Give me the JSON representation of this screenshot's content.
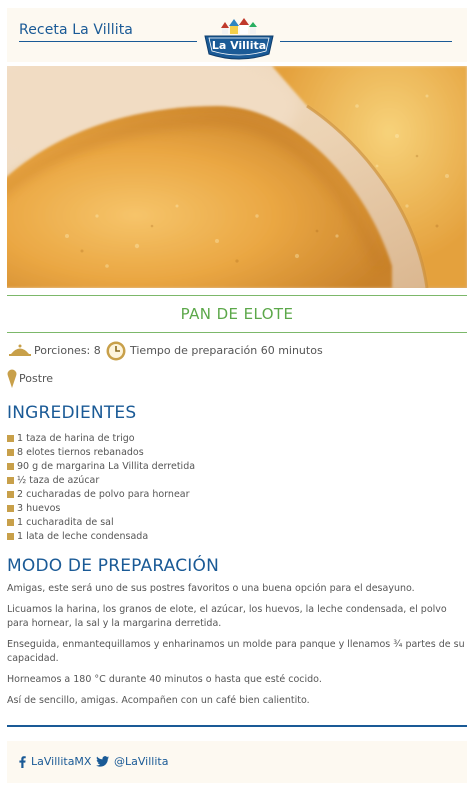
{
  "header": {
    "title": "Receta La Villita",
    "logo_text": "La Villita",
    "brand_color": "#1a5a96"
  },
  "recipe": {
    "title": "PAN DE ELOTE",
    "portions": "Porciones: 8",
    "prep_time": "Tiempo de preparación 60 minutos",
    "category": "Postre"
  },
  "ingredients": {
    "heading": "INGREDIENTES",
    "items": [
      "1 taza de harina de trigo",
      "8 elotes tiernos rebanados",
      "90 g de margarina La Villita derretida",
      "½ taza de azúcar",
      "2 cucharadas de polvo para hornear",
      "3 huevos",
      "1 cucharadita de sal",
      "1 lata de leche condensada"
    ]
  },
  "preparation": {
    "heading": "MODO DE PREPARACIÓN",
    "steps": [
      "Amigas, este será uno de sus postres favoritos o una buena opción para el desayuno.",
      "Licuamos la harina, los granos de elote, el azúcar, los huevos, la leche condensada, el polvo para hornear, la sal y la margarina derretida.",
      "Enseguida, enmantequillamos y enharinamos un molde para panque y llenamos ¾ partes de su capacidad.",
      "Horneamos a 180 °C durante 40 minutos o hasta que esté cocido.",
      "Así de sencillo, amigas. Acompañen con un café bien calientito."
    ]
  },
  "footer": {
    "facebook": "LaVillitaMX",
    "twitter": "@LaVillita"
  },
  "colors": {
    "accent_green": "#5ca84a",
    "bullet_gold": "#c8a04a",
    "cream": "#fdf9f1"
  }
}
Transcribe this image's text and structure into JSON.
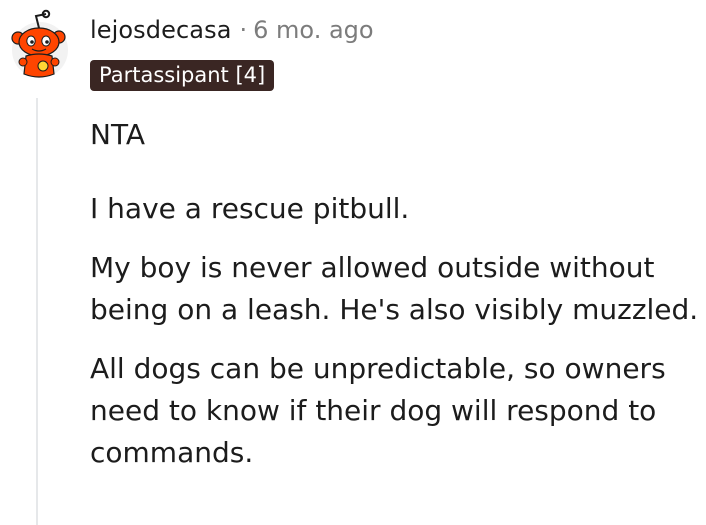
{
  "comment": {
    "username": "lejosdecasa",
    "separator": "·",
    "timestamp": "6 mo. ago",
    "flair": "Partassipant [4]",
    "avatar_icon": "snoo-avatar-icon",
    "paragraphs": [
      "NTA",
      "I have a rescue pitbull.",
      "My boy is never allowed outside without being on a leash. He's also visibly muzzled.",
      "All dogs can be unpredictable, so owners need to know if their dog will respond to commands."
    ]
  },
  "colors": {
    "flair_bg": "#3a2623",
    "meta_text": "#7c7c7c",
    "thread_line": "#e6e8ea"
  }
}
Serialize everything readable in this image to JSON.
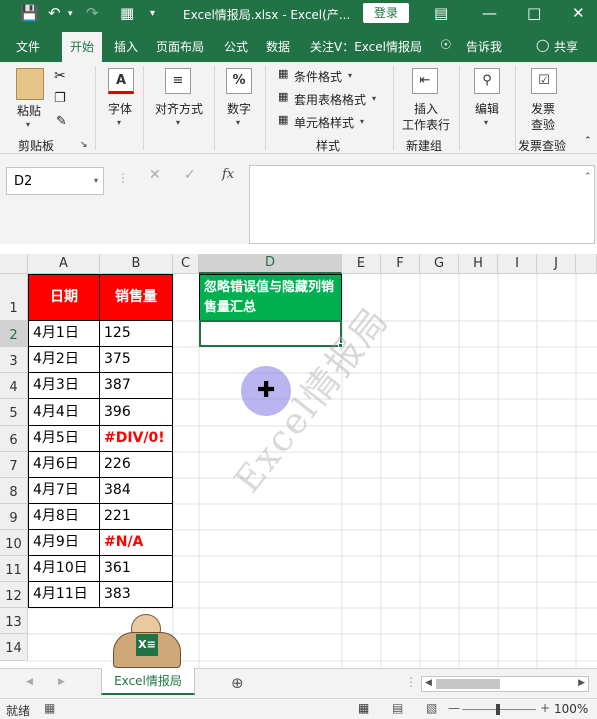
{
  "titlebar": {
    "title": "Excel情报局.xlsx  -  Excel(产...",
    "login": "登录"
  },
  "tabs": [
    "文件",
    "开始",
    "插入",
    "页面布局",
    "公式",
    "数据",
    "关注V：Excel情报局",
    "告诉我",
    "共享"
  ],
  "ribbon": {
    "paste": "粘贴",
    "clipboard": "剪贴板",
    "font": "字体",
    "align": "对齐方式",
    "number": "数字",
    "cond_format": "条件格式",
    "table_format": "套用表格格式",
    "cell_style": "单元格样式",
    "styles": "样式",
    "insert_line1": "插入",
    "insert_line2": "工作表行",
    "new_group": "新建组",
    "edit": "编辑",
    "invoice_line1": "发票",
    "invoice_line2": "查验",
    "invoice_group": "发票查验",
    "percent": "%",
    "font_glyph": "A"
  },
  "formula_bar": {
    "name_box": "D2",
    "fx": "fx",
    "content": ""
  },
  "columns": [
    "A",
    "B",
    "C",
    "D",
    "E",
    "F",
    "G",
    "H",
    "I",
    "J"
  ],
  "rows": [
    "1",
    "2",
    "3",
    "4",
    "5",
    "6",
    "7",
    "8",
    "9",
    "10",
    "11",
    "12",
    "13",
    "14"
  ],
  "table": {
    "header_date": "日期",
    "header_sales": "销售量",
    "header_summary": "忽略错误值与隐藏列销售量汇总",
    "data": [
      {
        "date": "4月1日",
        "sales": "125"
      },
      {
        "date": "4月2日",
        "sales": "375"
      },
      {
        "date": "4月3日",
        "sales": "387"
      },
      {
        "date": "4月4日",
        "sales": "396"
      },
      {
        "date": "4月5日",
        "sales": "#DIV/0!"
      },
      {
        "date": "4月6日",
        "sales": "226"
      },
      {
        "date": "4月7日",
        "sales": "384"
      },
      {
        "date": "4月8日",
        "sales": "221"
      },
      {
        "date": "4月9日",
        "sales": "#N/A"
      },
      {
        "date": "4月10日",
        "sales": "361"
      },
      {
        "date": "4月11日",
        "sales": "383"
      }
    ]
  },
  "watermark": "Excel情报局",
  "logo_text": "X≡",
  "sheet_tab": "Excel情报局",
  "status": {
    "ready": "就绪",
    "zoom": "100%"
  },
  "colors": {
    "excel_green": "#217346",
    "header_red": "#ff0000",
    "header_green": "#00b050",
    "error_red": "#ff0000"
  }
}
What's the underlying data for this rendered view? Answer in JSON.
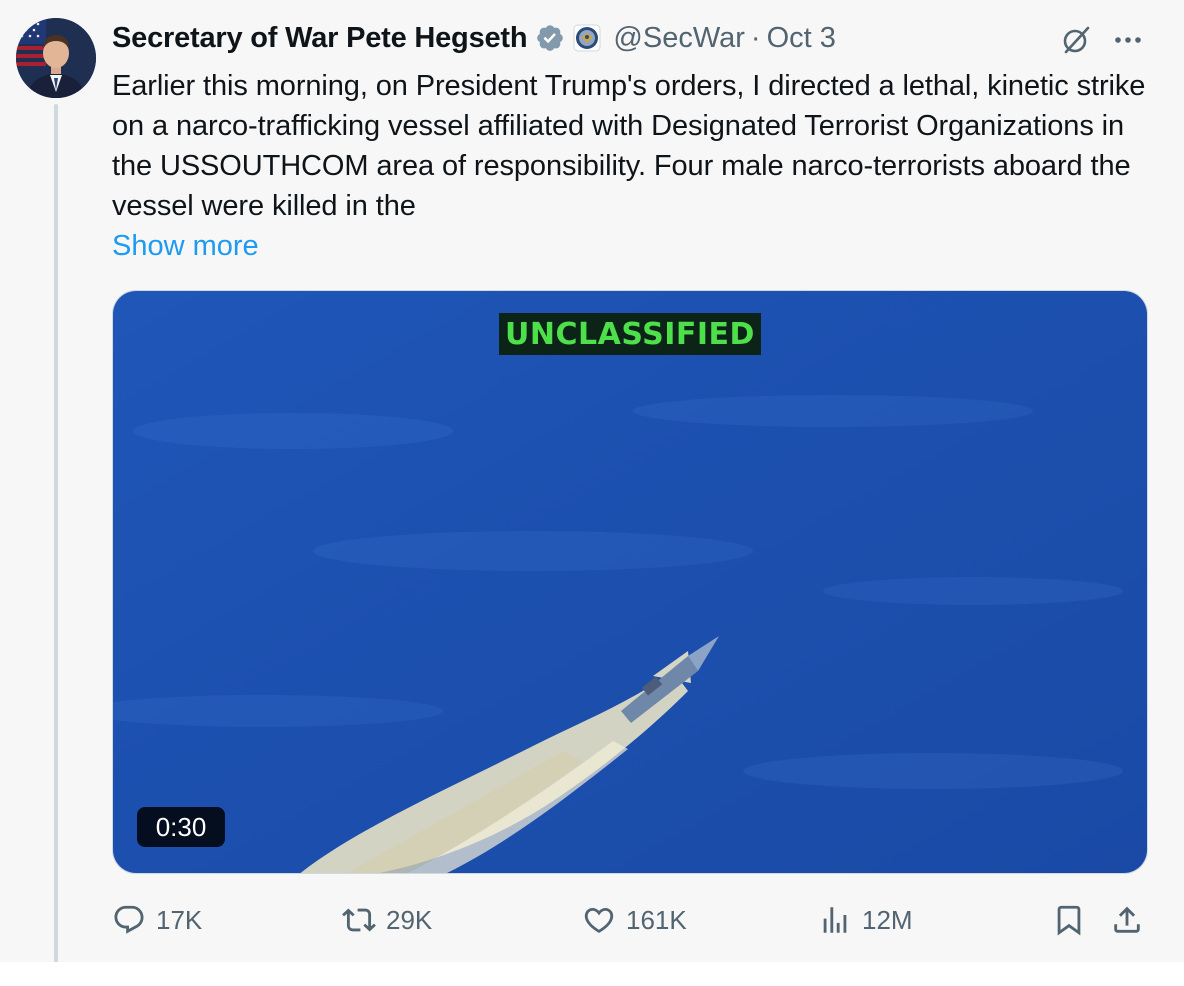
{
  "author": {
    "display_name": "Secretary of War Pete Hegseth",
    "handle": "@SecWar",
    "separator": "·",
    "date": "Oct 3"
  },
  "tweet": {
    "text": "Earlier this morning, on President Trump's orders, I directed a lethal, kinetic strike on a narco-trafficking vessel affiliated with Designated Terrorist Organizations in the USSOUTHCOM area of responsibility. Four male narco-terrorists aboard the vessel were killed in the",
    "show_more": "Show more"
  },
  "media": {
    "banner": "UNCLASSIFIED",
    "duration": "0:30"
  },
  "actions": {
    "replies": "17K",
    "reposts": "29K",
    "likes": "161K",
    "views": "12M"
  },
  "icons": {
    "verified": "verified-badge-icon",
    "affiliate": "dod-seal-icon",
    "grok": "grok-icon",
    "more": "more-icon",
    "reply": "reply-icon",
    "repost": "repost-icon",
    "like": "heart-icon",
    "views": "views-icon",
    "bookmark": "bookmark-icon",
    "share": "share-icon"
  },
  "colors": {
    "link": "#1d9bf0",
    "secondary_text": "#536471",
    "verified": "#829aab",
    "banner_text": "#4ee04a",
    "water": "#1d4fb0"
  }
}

**Short task**:
Establish how many lines of the material above hold the word "minutos". Nothing but the count should be returned.

**Worked solution**:
2